Stored entries

## BEGIN

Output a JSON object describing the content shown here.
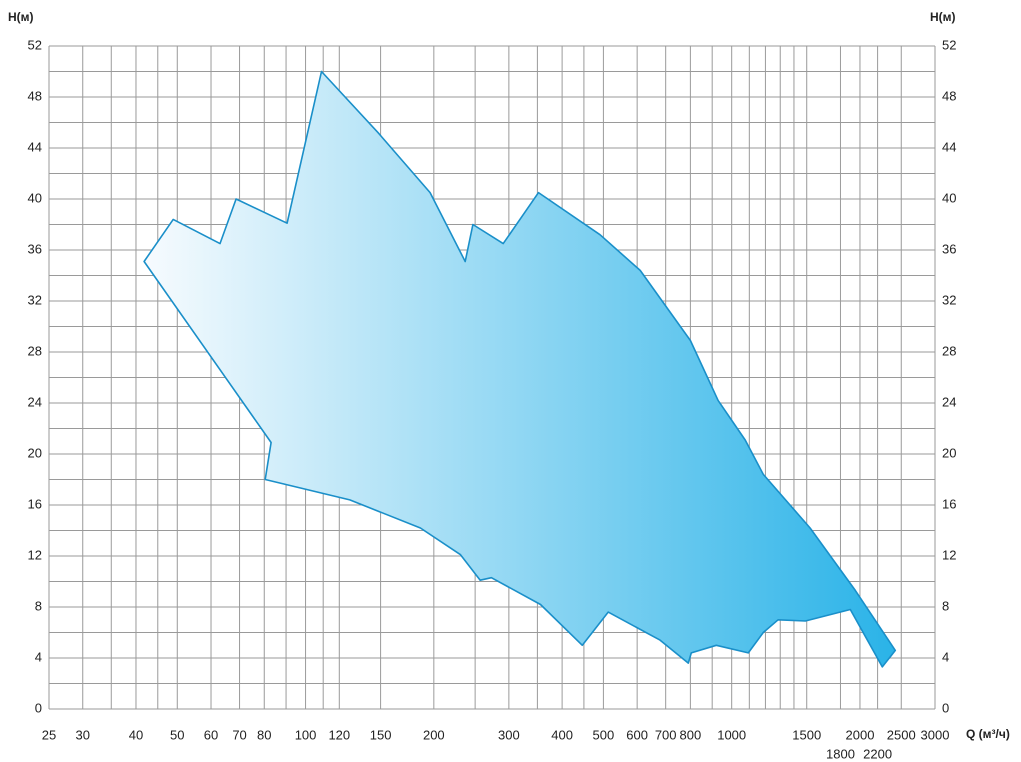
{
  "chart_data": {
    "type": "area",
    "y_label": "H(м)",
    "y2_label": "H(м)",
    "x_label": "Q (м³/ч)",
    "log_x": true,
    "grid": true,
    "xlim": [
      25,
      3000
    ],
    "ylim": [
      0,
      52
    ],
    "xticks": [
      25,
      30,
      40,
      50,
      60,
      70,
      80,
      100,
      120,
      150,
      200,
      300,
      400,
      500,
      600,
      700,
      800,
      1000,
      1500,
      1800,
      2000,
      2200,
      2500,
      3000
    ],
    "x_minor_grid": [
      35,
      45,
      90,
      110,
      250,
      350,
      450,
      900,
      1100,
      1200,
      1300,
      1400
    ],
    "yticks": [
      0,
      4,
      8,
      12,
      16,
      20,
      24,
      28,
      32,
      36,
      40,
      44,
      48,
      52
    ],
    "y_minor_grid": [
      2,
      6,
      10,
      14,
      18,
      22,
      26,
      30,
      34,
      38,
      42,
      46,
      50
    ],
    "color": "#1a8fc9",
    "fill_colors": [
      "#f7fbfe",
      "#2ab3e8"
    ],
    "x": [
      41.8,
      48.9,
      63,
      68.7,
      90.5,
      109,
      148,
      196,
      237,
      247,
      291,
      352,
      491,
      610,
      800,
      929,
      1076,
      1186,
      1528,
      1950,
      2421,
      2256,
      1898,
      1489,
      1285,
      1186,
      1094,
      920,
      804,
      791,
      679,
      513,
      446,
      356,
      273,
      257,
      231,
      186,
      127,
      80.4,
      83
    ],
    "y": [
      35.1,
      38.4,
      36.5,
      40.0,
      38.1,
      50.0,
      45.2,
      40.5,
      35.1,
      38.0,
      36.5,
      40.5,
      37.2,
      34.4,
      28.9,
      24.2,
      21.1,
      18.4,
      14.2,
      9.3,
      4.6,
      3.3,
      7.8,
      6.9,
      7.0,
      6.0,
      4.4,
      5.0,
      4.4,
      3.6,
      5.4,
      7.6,
      5.0,
      8.2,
      10.3,
      10.1,
      12.1,
      14.2,
      16.4,
      18.0,
      20.9
    ]
  }
}
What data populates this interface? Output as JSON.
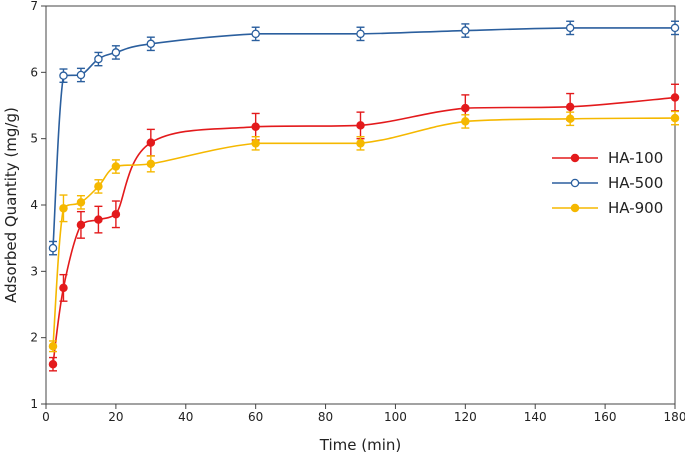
{
  "chart_data": {
    "type": "line",
    "title": "",
    "xlabel": "Time (min)",
    "ylabel": "Adsorbed Quantity (mg/g)",
    "xlim": [
      0,
      180
    ],
    "ylim": [
      1,
      7
    ],
    "xticks": [
      0,
      20,
      40,
      60,
      80,
      100,
      120,
      140,
      160,
      180
    ],
    "yticks": [
      1,
      2,
      3,
      4,
      5,
      6,
      7
    ],
    "grid": false,
    "legend_position": "right-middle",
    "series": [
      {
        "name": "HA-100",
        "color": "#e31a1c",
        "marker": "filled-circle",
        "x": [
          2,
          5,
          10,
          15,
          20,
          30,
          60,
          90,
          120,
          150,
          180
        ],
        "y": [
          1.6,
          2.75,
          3.7,
          3.78,
          3.86,
          4.94,
          5.18,
          5.2,
          5.46,
          5.48,
          5.62
        ],
        "err": [
          0.1,
          0.2,
          0.2,
          0.2,
          0.2,
          0.2,
          0.2,
          0.2,
          0.2,
          0.2,
          0.2
        ]
      },
      {
        "name": "HA-500",
        "color": "#2b5f9e",
        "marker": "open-circle",
        "x": [
          2,
          5,
          10,
          15,
          20,
          30,
          60,
          90,
          120,
          150,
          180
        ],
        "y": [
          3.35,
          5.95,
          5.96,
          6.2,
          6.3,
          6.43,
          6.58,
          6.58,
          6.63,
          6.67,
          6.67
        ],
        "err": [
          0.1,
          0.1,
          0.1,
          0.1,
          0.1,
          0.1,
          0.1,
          0.1,
          0.1,
          0.1,
          0.1
        ]
      },
      {
        "name": "HA-900",
        "color": "#f5b800",
        "marker": "filled-circle",
        "x": [
          2,
          5,
          10,
          15,
          20,
          30,
          60,
          90,
          120,
          150,
          180
        ],
        "y": [
          1.87,
          3.95,
          4.04,
          4.28,
          4.58,
          4.62,
          4.93,
          4.93,
          5.26,
          5.3,
          5.31
        ],
        "err": [
          0.08,
          0.2,
          0.1,
          0.1,
          0.1,
          0.12,
          0.1,
          0.1,
          0.1,
          0.1,
          0.1
        ]
      }
    ]
  }
}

## END

Work through the records above line by line and count those that hold the string "Output". Give only the result.

**Result below**
2